Task material:
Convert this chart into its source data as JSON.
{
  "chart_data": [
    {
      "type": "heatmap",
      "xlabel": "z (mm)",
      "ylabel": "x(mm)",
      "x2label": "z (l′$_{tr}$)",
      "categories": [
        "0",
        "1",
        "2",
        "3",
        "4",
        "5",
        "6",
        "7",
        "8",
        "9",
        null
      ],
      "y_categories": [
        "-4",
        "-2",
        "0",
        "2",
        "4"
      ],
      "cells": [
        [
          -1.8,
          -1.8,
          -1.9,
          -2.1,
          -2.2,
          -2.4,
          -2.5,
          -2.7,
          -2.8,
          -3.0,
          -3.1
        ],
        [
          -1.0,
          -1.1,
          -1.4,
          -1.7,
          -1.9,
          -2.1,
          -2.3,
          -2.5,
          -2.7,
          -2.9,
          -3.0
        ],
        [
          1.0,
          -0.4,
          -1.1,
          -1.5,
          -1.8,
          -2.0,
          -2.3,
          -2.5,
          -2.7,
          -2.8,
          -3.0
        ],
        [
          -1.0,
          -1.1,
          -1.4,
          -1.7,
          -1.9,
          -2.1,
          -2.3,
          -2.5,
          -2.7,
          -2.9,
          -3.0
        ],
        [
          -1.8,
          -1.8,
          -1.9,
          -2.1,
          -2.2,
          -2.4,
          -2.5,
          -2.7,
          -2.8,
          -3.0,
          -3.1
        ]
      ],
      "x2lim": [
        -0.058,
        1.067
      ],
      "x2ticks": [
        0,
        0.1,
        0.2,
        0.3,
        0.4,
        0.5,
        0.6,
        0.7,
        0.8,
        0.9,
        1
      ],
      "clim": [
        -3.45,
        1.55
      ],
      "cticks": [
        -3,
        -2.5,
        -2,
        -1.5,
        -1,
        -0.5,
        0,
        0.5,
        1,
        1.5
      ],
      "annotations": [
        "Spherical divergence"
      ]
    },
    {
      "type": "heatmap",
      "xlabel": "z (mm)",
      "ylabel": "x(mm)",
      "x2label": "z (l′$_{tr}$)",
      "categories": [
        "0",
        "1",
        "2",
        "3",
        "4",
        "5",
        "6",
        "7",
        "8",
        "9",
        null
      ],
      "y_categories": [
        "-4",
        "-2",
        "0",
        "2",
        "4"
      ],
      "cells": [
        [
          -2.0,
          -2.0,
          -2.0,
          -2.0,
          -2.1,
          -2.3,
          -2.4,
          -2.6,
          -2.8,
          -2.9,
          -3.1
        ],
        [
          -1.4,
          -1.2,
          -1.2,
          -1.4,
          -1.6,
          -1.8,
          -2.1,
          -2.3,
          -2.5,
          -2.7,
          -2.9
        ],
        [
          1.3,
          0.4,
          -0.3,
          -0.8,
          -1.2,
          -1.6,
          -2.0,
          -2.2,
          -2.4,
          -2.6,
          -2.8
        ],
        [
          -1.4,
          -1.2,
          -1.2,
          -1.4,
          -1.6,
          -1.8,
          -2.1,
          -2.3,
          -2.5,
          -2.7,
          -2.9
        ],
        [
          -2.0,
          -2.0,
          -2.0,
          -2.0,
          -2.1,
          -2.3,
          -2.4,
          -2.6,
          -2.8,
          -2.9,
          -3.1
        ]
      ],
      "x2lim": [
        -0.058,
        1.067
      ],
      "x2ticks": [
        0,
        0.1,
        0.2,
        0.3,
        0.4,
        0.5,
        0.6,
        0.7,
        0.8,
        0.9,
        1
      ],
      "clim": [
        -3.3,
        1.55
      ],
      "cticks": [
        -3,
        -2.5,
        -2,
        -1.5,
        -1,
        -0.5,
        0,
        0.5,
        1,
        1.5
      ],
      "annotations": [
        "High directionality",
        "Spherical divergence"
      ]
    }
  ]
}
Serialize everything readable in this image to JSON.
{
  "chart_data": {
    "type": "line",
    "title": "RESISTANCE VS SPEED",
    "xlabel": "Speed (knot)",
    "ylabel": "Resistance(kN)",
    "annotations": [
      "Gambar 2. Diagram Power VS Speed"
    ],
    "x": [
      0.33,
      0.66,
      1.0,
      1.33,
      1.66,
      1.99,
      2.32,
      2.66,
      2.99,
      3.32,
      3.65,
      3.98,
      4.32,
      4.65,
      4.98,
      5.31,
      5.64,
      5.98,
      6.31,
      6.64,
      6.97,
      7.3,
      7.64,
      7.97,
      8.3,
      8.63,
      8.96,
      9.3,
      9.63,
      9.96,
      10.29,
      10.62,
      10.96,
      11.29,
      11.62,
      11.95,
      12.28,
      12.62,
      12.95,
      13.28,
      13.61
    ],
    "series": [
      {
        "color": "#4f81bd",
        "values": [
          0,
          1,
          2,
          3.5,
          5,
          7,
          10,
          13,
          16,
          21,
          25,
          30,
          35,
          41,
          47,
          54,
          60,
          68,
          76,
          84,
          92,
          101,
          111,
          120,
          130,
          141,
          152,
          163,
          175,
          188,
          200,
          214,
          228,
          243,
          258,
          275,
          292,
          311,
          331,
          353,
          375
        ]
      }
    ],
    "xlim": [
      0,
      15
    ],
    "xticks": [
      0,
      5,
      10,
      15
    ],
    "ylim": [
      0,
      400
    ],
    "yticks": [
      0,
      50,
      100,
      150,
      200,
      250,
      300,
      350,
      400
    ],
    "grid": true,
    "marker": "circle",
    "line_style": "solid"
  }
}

Goal:
Exactly reproduce every line of the records.

Task answer:
Convert this chart into its source data as JSON.
{
  "chart_data": [
    {
      "type": "heatmap",
      "xlabel": "z (mm)",
      "ylabel": "x(mm)",
      "x2label": "z (l′$_{tr}$)",
      "categories": [
        "0",
        "1",
        "2",
        "3",
        "4",
        "5",
        "6",
        "7",
        "8",
        "9",
        null
      ],
      "y_categories": [
        "-4",
        "-2",
        "0",
        "2",
        "4"
      ],
      "cells": [
        [
          -1.8,
          -1.8,
          -1.9,
          -2.1,
          -2.2,
          -2.4,
          -2.5,
          -2.7,
          -2.8,
          -3.0,
          -3.1
        ],
        [
          -1.0,
          -1.1,
          -1.4,
          -1.7,
          -1.9,
          -2.1,
          -2.3,
          -2.5,
          -2.7,
          -2.9,
          -3.0
        ],
        [
          1.0,
          -0.4,
          -1.1,
          -1.5,
          -1.8,
          -2.0,
          -2.3,
          -2.5,
          -2.7,
          -2.8,
          -3.0
        ],
        [
          -1.0,
          -1.1,
          -1.4,
          -1.7,
          -1.9,
          -2.1,
          -2.3,
          -2.5,
          -2.7,
          -2.9,
          -3.0
        ],
        [
          -1.8,
          -1.8,
          -1.9,
          -2.1,
          -2.2,
          -2.4,
          -2.5,
          -2.7,
          -2.8,
          -3.0,
          -3.1
        ]
      ],
      "x2lim": [
        -0.058,
        1.067
      ],
      "x2ticks": [
        0,
        0.1,
        0.2,
        0.3,
        0.4,
        0.5,
        0.6,
        0.7,
        0.8,
        0.9,
        1
      ],
      "clim": [
        -3.45,
        1.55
      ],
      "cticks": [
        -3,
        -2.5,
        -2,
        -1.5,
        -1,
        -0.5,
        0,
        0.5,
        1,
        1.5
      ],
      "annotations": [
        "Spherical divergence"
      ]
    },
    {
      "type": "heatmap",
      "xlabel": "z (mm)",
      "ylabel": "x(mm)",
      "x2label": "z (l′$_{tr}$)",
      "categories": [
        "0",
        "1",
        "2",
        "3",
        "4",
        "5",
        "6",
        "7",
        "8",
        "9",
        null
      ],
      "y_categories": [
        "-4",
        "-2",
        "0",
        "2",
        "4"
      ],
      "cells": [
        [
          -2.0,
          -2.0,
          -2.0,
          -2.0,
          -2.1,
          -2.3,
          -2.4,
          -2.6,
          -2.8,
          -2.9,
          -3.1
        ],
        [
          -1.4,
          -1.2,
          -1.2,
          -1.4,
          -1.6,
          -1.8,
          -2.1,
          -2.3,
          -2.5,
          -2.7,
          -2.9
        ],
        [
          1.3,
          0.4,
          -0.3,
          -0.8,
          -1.2,
          -1.6,
          -2.0,
          -2.2,
          -2.4,
          -2.6,
          -2.8
        ],
        [
          -1.4,
          -1.2,
          -1.2,
          -1.4,
          -1.6,
          -1.8,
          -2.1,
          -2.3,
          -2.5,
          -2.7,
          -2.9
        ],
        [
          -2.0,
          -2.0,
          -2.0,
          -2.0,
          -2.1,
          -2.3,
          -2.4,
          -2.6,
          -2.8,
          -2.9,
          -3.1
        ]
      ],
      "x2lim": [
        -0.058,
        1.067
      ],
      "x2ticks": [
        0,
        0.1,
        0.2,
        0.3,
        0.4,
        0.5,
        0.6,
        0.7,
        0.8,
        0.9,
        1
      ],
      "clim": [
        -3.3,
        1.55
      ],
      "cticks": [
        -3,
        -2.5,
        -2,
        -1.5,
        -1,
        -0.5,
        0,
        0.5,
        1,
        1.5
      ],
      "annotations": [
        "High directionality",
        "Spherical divergence"
      ]
    }
  ]
}
Serialize everything readable in this image to JSON.
{
  "chart_data": {
    "type": "line",
    "title": "RESISTANCE VS SPEED",
    "xlabel": "Speed (knot)",
    "ylabel": "Resistance(kN)",
    "annotations": [
      "Gambar 2. Diagram Power VS Speed"
    ],
    "x": [
      0.33,
      0.66,
      1.0,
      1.33,
      1.66,
      1.99,
      2.32,
      2.66,
      2.99,
      3.32,
      3.65,
      3.98,
      4.32,
      4.65,
      4.98,
      5.31,
      5.64,
      5.98,
      6.31,
      6.64,
      6.97,
      7.3,
      7.64,
      7.97,
      8.3,
      8.63,
      8.96,
      9.3,
      9.63,
      9.96,
      10.29,
      10.62,
      10.96,
      11.29,
      11.62,
      11.95,
      12.28,
      12.62,
      12.95,
      13.28,
      13.61
    ],
    "series": [
      {
        "color": "#4f81bd",
        "values": [
          0,
          1,
          2,
          3.5,
          5,
          7,
          10,
          13,
          16,
          21,
          25,
          30,
          35,
          41,
          47,
          54,
          60,
          68,
          76,
          84,
          92,
          101,
          111,
          120,
          130,
          141,
          152,
          163,
          175,
          188,
          200,
          214,
          228,
          243,
          258,
          275,
          292,
          311,
          331,
          353,
          375
        ]
      }
    ],
    "xlim": [
      0,
      15
    ],
    "xticks": [
      0,
      5,
      10,
      15
    ],
    "ylim": [
      0,
      400
    ],
    "yticks": [
      0,
      50,
      100,
      150,
      200,
      250,
      300,
      350,
      400
    ],
    "grid": true,
    "marker": "circle",
    "line_style": "solid"
  }
}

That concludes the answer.